DATA EXCERPTS:
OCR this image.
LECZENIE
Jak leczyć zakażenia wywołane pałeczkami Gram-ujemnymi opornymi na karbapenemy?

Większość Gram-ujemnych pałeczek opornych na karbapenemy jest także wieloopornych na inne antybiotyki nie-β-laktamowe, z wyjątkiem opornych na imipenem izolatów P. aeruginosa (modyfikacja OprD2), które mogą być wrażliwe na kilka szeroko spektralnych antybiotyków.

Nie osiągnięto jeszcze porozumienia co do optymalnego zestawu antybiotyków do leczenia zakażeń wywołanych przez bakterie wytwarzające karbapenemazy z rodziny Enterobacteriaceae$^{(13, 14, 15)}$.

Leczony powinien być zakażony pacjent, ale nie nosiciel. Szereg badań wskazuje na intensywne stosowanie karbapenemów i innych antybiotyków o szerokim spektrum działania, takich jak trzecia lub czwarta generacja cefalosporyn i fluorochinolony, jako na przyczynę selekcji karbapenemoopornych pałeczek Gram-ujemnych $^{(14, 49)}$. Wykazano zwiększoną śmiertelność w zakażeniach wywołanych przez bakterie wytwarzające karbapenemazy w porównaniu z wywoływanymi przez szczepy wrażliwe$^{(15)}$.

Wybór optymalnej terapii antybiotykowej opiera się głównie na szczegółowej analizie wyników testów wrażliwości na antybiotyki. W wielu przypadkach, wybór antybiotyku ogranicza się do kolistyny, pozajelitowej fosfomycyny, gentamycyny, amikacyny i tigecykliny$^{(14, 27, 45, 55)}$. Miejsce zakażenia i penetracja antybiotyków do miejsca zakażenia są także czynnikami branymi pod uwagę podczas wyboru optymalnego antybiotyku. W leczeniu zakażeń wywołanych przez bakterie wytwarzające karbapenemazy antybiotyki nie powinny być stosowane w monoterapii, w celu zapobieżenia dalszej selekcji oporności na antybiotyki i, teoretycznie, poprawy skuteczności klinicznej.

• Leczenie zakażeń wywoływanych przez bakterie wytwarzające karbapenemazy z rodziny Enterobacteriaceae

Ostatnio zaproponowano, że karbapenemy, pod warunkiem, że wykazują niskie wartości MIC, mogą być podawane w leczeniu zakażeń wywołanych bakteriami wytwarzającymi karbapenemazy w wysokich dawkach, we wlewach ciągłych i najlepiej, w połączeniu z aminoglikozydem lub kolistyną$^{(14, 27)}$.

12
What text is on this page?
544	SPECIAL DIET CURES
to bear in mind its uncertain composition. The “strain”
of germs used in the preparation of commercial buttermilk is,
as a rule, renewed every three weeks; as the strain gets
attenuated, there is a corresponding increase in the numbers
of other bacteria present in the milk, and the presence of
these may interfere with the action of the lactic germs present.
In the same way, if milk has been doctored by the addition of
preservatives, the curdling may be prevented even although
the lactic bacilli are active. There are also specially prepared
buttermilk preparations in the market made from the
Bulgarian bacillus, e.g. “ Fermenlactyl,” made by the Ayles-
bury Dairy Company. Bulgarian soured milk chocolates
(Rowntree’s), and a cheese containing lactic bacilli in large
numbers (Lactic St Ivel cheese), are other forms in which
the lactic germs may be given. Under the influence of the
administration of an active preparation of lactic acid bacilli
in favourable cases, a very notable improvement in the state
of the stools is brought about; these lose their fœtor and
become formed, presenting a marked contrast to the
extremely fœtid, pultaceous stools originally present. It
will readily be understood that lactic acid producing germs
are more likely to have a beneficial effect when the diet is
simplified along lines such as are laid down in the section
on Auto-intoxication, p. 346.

EXERCISE OBJECTIVE: Scan the material line by line and report each one that contains "acid".

SOLUTION FOR THIS PROBLEM:
administration of an active preparation of lactic acid bacilli
will readily be understood that lactic acid producing germs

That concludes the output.